## Written instruction
Scan the data beneath this task and copy each line that includes "angle".

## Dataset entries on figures
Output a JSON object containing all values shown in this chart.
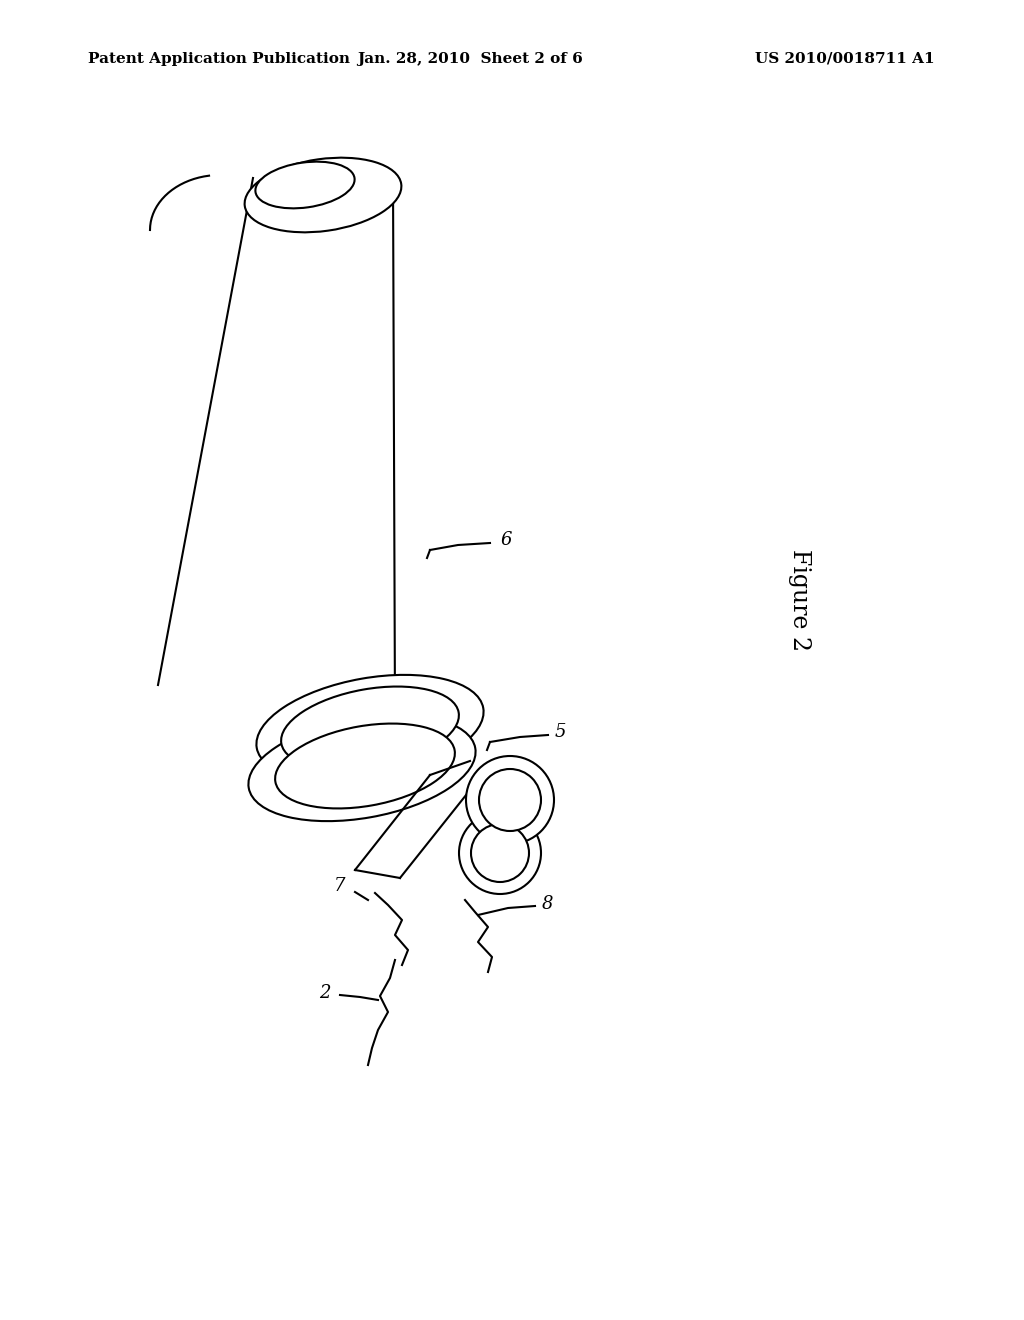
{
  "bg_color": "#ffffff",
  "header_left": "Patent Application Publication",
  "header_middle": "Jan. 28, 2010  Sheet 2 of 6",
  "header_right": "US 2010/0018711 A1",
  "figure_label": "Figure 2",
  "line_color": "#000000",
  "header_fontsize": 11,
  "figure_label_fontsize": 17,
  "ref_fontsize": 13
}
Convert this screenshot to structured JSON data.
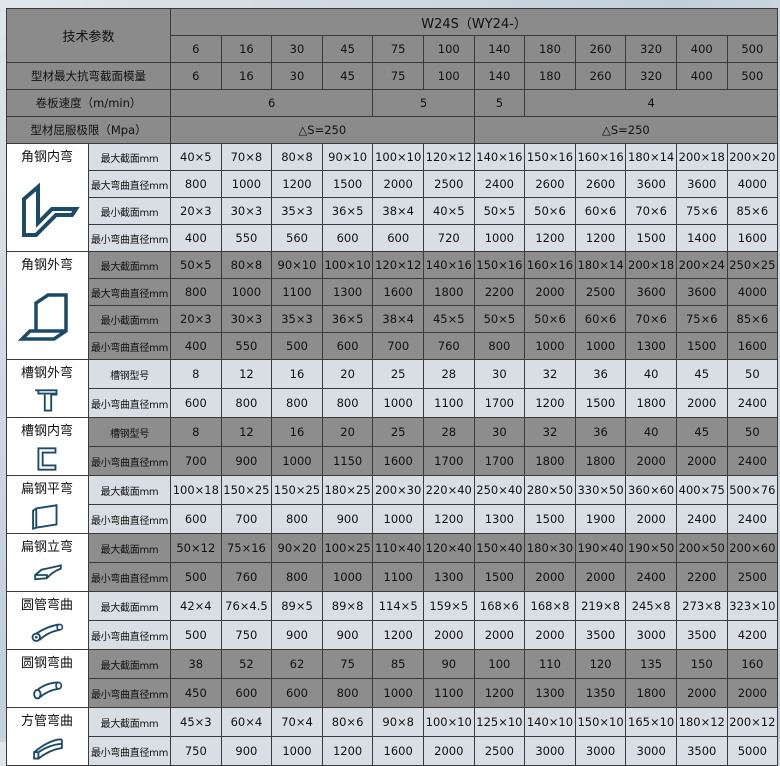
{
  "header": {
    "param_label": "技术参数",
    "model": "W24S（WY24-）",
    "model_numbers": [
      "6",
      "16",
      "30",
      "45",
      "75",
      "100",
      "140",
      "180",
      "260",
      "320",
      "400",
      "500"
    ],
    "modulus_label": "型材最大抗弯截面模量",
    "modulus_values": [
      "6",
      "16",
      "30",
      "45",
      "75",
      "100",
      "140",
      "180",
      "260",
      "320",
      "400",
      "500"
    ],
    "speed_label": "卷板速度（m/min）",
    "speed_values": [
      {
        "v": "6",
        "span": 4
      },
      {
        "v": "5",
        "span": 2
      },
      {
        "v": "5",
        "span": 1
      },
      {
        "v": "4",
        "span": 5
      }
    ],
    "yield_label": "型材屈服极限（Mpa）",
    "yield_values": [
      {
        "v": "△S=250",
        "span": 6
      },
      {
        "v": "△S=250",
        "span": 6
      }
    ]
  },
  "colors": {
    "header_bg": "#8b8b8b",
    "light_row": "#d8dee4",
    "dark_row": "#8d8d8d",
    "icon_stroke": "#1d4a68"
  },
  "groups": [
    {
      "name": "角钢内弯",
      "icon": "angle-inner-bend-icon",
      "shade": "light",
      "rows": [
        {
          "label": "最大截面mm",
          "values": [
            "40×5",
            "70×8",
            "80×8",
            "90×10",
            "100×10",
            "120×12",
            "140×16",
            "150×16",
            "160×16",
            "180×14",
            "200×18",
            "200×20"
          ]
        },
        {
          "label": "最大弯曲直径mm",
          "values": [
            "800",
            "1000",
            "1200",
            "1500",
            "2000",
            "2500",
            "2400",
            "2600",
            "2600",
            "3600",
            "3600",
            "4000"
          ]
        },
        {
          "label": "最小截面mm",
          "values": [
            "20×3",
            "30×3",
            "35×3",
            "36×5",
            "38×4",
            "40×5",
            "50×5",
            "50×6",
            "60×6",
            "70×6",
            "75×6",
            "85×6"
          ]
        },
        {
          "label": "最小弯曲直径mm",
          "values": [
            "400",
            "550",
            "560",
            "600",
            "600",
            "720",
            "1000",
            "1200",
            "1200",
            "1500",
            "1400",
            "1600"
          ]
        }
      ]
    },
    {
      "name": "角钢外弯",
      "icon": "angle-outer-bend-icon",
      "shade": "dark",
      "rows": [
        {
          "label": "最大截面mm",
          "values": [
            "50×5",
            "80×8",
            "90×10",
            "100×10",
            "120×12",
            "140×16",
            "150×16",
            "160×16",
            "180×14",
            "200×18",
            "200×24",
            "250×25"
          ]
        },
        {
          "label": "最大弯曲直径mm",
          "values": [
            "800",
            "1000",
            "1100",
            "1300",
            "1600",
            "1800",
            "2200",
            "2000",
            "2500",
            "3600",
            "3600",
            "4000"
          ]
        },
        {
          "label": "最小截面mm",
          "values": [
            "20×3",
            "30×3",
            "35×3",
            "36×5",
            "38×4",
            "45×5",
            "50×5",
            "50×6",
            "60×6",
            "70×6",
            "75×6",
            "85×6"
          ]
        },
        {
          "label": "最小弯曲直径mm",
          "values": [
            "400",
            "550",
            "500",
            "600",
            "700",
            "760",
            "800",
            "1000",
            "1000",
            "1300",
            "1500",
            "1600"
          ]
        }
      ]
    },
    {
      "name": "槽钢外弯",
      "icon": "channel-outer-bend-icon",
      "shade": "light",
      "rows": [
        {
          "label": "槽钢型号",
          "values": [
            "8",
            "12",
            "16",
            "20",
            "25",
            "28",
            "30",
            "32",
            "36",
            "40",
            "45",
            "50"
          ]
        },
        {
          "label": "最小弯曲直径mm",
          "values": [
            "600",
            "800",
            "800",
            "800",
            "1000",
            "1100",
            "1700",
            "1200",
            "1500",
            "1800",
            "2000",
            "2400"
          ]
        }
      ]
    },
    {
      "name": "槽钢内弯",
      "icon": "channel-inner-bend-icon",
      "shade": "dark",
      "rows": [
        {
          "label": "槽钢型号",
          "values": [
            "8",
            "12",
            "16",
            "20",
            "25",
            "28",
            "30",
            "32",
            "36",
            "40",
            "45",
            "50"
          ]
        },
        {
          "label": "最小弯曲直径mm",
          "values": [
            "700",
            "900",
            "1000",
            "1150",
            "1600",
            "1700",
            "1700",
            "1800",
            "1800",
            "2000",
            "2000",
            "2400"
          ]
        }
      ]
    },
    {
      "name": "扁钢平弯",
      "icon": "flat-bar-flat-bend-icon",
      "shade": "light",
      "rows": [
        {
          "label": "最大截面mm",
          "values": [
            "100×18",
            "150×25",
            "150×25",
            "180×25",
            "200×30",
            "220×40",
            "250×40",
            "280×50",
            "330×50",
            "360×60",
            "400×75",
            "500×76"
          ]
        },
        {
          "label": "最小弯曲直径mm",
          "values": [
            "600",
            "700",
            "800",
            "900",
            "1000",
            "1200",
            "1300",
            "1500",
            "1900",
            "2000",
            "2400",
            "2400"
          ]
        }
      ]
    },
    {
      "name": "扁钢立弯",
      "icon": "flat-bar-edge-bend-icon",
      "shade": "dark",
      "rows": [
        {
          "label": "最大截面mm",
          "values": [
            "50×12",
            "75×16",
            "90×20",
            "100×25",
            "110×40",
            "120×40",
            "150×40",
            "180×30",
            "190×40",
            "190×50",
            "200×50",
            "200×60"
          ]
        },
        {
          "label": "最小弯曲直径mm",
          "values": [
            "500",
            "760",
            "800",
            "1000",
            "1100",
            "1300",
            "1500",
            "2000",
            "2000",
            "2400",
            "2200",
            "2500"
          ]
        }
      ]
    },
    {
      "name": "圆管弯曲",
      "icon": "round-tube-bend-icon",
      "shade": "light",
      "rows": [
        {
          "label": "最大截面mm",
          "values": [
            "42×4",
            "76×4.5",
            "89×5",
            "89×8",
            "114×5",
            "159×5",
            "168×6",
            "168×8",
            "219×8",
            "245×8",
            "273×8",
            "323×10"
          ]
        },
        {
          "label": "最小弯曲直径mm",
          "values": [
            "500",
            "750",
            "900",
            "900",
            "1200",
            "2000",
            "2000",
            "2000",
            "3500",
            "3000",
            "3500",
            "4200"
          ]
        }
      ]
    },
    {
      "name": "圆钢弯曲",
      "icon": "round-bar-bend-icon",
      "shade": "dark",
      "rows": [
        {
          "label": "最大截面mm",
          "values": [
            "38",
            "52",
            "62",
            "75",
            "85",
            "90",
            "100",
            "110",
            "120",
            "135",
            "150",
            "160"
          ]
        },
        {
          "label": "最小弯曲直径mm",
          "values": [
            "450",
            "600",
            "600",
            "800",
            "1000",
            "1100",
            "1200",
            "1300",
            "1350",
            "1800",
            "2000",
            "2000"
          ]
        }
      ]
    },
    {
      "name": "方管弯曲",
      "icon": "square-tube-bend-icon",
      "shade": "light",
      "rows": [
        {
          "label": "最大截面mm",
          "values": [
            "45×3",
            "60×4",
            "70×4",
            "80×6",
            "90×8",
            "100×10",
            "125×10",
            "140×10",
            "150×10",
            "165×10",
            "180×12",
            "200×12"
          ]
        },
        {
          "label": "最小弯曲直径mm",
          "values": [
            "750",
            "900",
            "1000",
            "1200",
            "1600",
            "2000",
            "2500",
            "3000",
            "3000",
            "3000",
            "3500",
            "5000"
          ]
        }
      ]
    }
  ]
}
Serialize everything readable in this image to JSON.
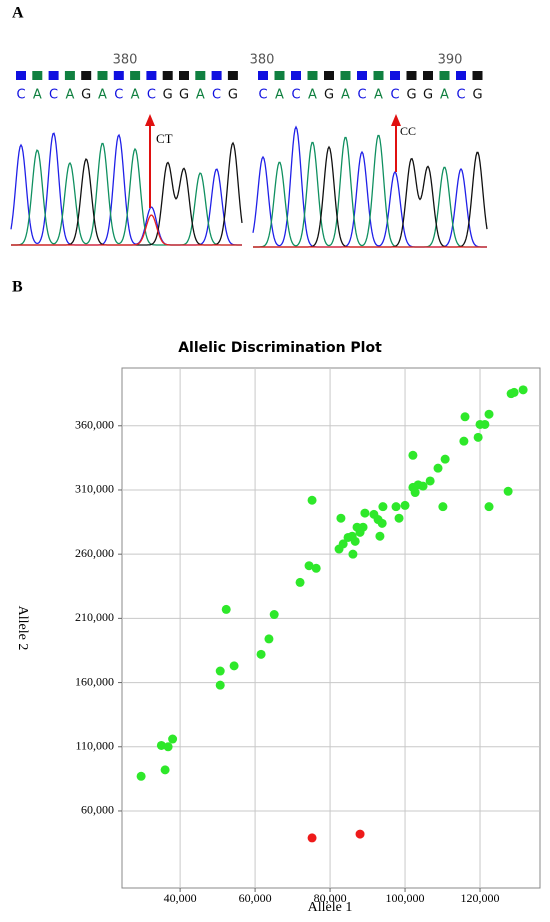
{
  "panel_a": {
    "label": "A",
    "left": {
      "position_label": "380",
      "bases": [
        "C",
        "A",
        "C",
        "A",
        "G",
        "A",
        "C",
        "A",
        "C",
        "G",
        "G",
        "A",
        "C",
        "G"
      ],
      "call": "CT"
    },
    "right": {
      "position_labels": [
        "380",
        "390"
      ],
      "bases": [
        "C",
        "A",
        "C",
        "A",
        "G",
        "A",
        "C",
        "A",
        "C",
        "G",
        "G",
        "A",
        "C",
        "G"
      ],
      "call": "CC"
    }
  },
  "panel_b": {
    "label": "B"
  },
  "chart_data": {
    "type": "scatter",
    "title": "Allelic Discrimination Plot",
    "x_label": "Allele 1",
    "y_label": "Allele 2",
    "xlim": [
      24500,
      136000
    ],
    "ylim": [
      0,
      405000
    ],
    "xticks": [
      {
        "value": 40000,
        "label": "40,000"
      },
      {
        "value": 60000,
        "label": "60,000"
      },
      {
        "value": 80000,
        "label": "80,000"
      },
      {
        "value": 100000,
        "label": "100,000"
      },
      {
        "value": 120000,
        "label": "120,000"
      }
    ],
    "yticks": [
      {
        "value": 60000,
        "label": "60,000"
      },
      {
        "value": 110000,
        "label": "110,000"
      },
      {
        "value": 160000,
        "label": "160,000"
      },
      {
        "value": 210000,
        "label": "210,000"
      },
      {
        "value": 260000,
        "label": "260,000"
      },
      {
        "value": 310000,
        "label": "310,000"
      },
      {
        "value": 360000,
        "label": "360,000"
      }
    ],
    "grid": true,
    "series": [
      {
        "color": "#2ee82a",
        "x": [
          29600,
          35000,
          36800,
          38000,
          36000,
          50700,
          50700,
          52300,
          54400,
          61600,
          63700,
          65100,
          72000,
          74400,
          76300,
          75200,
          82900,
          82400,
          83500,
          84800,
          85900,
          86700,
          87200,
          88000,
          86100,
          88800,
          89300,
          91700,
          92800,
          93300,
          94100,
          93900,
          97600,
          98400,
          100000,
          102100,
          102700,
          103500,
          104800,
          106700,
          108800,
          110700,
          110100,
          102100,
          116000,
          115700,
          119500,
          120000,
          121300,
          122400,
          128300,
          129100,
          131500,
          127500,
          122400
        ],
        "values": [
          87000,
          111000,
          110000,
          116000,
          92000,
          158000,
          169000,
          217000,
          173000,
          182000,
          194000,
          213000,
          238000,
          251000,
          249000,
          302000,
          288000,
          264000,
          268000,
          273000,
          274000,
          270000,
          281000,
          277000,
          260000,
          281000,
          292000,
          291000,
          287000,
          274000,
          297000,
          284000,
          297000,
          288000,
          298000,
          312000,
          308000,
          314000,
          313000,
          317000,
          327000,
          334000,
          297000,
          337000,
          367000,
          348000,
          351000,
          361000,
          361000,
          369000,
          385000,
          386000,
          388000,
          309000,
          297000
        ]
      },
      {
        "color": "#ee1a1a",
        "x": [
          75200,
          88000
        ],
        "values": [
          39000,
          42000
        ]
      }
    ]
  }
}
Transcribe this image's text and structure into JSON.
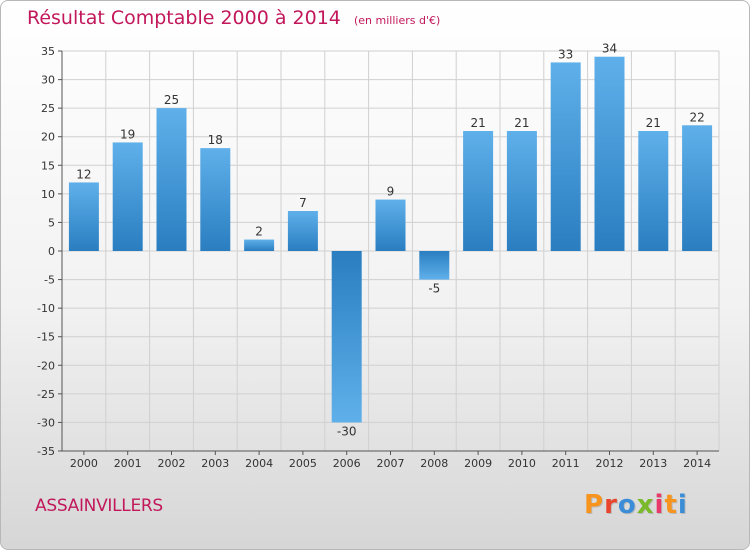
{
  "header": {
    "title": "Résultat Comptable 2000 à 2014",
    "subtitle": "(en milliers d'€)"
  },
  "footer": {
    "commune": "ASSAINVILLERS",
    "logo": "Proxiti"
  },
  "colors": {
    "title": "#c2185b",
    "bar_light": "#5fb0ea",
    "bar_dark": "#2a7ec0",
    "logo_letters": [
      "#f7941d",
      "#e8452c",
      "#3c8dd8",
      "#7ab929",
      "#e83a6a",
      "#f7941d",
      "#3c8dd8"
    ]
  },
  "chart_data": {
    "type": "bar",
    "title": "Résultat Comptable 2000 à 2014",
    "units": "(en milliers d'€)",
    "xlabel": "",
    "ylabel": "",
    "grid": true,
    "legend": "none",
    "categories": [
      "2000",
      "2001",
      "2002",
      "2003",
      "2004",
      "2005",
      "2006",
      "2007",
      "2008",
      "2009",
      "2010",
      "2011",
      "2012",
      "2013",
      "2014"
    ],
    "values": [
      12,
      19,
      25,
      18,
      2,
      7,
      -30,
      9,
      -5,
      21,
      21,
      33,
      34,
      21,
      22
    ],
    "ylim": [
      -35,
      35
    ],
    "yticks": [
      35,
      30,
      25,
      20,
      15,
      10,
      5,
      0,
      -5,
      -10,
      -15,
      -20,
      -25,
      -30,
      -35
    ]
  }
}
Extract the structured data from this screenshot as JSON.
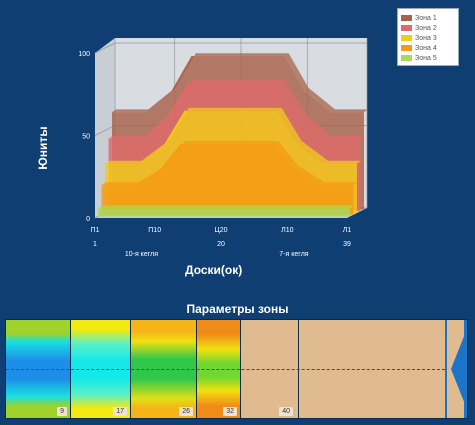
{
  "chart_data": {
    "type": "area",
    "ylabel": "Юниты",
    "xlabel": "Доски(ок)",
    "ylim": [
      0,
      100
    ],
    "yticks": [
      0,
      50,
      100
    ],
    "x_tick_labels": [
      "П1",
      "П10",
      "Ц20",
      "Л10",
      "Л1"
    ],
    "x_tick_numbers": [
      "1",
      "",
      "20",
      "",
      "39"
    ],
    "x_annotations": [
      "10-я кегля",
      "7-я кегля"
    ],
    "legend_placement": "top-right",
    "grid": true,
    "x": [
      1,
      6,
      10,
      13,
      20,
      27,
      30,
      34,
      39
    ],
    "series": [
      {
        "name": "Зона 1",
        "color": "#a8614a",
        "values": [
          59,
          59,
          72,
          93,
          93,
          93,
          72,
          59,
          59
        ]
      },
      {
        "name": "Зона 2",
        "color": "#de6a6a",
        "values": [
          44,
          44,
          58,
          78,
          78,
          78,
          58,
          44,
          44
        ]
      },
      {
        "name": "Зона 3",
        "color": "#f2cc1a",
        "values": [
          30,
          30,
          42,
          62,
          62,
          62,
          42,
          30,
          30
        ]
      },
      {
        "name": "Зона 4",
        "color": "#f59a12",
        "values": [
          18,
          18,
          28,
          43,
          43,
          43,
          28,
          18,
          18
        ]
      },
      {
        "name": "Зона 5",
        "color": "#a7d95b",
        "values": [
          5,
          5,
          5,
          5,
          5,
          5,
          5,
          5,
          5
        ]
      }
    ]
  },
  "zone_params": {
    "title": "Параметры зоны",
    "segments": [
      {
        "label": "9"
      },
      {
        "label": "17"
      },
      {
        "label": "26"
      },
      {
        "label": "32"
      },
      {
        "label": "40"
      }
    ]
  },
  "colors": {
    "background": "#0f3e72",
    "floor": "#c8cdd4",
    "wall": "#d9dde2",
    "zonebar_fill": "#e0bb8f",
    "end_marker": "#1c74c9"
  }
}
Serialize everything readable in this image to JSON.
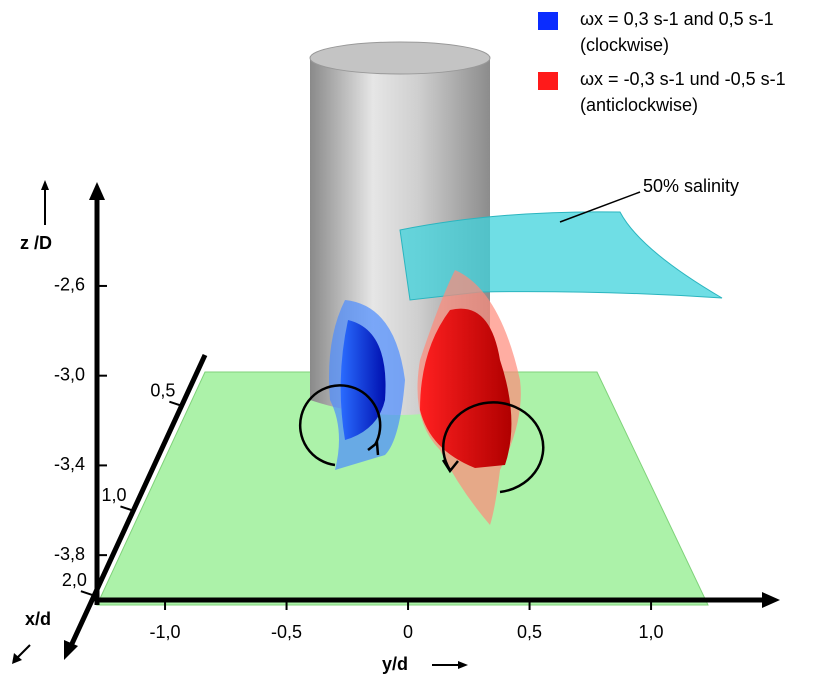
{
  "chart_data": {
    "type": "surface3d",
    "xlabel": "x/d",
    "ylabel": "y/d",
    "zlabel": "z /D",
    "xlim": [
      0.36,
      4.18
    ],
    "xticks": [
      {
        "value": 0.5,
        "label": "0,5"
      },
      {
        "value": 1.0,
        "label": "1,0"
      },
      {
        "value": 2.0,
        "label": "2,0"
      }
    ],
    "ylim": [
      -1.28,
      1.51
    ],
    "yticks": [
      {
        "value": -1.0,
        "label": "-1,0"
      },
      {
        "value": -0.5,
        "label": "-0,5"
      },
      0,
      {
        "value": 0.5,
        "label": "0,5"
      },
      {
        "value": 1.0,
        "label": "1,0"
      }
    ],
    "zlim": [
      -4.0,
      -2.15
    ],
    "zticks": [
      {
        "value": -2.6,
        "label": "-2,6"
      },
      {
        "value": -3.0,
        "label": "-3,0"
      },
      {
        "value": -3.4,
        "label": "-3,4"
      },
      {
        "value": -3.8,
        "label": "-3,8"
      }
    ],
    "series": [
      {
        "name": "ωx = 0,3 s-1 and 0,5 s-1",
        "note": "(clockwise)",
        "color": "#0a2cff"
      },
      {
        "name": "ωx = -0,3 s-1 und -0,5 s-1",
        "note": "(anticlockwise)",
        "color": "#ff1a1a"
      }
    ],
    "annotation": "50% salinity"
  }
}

## The result
      "icon": "angle-inner-bend-icon",
      "icon": "angle-outer-bend-icon",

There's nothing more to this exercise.